Exercise task >> Keep only the lines where "sources" appears.

(Collected data)
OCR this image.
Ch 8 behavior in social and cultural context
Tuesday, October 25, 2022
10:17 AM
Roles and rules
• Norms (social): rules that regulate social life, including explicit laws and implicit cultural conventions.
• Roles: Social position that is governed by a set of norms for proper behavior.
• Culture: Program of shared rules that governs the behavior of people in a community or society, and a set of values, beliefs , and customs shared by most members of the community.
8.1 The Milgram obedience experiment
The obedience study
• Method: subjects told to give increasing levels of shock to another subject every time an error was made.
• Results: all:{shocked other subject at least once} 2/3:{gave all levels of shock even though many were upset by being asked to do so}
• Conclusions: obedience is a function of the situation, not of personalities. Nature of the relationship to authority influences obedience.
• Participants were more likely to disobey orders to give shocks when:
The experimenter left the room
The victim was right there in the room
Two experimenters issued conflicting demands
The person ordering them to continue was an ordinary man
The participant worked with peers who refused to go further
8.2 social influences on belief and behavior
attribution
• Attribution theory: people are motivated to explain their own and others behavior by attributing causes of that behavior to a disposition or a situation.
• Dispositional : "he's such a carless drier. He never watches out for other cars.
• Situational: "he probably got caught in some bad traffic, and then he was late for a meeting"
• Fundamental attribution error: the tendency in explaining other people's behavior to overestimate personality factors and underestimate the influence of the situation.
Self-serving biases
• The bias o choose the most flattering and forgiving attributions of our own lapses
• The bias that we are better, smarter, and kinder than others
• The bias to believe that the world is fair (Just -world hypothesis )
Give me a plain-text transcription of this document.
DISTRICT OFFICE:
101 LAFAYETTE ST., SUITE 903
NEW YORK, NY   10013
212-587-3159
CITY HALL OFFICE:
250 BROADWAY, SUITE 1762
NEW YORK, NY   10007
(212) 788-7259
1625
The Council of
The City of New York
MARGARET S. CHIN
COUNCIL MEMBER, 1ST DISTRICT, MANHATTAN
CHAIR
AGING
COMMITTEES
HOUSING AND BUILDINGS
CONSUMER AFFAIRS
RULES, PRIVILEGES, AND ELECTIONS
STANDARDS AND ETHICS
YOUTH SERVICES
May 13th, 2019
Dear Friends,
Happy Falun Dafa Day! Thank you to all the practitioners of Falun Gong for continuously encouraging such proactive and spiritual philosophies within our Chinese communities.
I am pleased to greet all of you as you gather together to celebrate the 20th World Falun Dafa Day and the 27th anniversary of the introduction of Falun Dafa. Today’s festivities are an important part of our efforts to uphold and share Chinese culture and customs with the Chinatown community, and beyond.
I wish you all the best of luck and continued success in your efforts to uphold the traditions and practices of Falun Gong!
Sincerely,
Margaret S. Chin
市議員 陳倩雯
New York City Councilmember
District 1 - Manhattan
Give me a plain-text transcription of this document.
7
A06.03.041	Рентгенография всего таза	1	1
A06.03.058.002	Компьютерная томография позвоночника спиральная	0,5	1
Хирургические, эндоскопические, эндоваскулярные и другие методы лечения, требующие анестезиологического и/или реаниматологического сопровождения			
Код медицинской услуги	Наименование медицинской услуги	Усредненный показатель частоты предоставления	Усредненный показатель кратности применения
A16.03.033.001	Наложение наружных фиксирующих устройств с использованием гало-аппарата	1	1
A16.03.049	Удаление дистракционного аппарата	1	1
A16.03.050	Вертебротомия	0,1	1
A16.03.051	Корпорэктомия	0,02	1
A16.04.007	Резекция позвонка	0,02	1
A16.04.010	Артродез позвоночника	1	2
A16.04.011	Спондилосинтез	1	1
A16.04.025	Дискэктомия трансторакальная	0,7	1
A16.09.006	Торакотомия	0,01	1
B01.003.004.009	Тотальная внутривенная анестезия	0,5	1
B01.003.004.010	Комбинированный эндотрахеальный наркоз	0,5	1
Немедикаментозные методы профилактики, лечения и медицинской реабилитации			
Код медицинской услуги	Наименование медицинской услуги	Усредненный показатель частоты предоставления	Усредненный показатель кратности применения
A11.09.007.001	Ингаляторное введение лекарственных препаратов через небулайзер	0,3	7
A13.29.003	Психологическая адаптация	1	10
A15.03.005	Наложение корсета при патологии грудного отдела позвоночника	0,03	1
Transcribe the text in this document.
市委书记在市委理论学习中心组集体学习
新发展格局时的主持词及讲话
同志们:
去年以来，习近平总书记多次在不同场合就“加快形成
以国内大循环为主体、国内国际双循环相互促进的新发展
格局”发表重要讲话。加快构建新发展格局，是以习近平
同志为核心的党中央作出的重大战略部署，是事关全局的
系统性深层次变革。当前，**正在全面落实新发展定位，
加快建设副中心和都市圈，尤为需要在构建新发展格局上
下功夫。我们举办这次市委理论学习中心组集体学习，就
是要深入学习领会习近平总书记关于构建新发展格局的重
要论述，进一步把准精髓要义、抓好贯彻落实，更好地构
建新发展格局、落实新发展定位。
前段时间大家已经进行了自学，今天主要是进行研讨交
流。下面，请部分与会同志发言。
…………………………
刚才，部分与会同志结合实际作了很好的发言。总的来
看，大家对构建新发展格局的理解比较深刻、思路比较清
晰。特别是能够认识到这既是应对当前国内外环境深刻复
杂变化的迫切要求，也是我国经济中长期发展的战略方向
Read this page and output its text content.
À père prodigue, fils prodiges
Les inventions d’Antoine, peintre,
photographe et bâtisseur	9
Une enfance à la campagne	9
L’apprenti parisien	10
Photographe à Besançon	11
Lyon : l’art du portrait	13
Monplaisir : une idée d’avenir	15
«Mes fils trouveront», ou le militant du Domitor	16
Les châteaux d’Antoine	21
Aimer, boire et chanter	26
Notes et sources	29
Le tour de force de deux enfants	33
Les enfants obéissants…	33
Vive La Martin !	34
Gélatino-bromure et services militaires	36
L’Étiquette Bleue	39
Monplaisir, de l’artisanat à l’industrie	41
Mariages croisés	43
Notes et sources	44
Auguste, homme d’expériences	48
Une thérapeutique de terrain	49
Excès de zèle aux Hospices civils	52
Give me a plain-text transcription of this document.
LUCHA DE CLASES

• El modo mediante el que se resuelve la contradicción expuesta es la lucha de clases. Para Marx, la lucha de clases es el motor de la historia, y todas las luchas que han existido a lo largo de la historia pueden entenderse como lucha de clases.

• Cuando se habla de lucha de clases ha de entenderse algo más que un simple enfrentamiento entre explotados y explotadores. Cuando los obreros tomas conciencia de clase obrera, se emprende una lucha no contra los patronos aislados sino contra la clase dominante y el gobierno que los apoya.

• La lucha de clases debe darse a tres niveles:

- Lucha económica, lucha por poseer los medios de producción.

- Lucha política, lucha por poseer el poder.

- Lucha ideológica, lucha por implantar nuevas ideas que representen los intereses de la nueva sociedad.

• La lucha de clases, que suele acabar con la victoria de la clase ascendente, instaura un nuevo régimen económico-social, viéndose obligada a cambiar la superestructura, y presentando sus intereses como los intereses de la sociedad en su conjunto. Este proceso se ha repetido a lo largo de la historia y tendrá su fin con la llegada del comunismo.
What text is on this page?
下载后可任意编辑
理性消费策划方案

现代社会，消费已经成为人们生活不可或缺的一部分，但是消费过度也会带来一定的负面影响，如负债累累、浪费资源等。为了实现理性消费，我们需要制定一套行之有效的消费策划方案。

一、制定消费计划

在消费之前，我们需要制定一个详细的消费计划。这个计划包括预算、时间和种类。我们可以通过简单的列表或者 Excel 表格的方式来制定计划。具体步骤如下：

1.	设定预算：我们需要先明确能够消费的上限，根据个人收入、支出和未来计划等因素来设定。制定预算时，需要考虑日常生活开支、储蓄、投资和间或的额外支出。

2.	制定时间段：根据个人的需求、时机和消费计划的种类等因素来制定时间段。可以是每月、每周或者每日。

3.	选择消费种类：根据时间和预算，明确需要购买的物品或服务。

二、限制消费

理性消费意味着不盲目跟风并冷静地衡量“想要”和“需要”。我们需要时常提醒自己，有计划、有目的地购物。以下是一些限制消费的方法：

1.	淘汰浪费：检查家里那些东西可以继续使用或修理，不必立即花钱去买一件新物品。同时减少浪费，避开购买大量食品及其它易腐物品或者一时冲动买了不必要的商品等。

Expected output >>
Notes et sources	29
Notes et sources	44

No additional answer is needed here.